→ Exercise goal:
List all lines of the data containing the word "avatar".

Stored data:
+===+

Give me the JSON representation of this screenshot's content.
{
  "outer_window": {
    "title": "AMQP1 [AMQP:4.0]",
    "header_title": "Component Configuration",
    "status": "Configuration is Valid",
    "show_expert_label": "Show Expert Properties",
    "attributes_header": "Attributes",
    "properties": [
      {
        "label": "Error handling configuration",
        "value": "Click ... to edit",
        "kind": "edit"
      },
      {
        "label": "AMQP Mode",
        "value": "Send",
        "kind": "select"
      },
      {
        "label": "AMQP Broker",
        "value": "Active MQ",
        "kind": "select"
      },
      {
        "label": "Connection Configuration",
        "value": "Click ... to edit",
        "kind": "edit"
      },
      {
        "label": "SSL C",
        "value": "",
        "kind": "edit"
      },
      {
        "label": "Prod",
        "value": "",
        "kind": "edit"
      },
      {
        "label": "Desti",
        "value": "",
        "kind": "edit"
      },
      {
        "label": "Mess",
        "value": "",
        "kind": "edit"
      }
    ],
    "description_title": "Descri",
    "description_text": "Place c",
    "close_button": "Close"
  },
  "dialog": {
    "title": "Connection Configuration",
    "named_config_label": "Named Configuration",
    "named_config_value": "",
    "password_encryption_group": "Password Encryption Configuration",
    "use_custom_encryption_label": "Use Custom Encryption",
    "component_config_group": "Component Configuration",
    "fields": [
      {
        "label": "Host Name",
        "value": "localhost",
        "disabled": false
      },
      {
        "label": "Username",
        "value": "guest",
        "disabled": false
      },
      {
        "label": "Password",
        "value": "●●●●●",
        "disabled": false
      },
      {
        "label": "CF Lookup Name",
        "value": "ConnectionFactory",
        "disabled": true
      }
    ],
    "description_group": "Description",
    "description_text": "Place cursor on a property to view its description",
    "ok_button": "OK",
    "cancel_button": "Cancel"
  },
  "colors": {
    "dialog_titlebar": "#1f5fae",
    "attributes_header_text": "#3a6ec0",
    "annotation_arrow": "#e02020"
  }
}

+===+

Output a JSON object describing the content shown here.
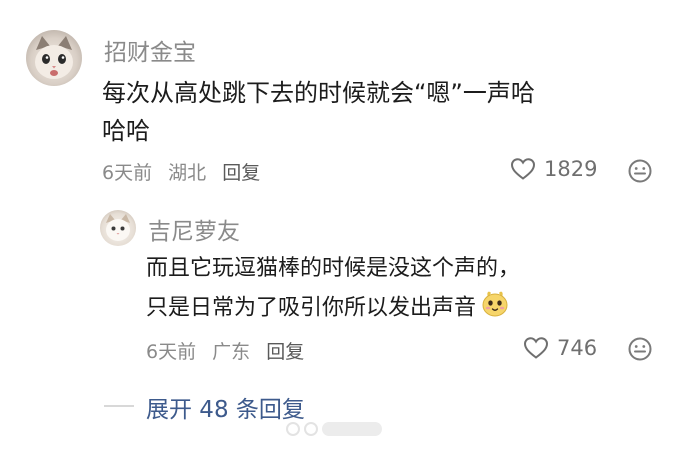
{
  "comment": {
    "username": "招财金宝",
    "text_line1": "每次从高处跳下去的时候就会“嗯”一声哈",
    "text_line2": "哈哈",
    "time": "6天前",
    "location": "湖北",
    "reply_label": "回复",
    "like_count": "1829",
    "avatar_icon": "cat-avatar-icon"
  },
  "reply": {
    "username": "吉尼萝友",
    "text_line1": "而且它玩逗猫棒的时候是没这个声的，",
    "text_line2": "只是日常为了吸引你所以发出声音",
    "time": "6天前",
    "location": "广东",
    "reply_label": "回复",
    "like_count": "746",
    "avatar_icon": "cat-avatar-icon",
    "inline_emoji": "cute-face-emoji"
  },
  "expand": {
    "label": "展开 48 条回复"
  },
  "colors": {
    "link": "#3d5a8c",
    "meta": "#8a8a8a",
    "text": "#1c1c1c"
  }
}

+===+

→ Output of the exercise:
    "avatar_icon": "cat-avatar-icon"
    "avatar_icon": "cat-avatar-icon",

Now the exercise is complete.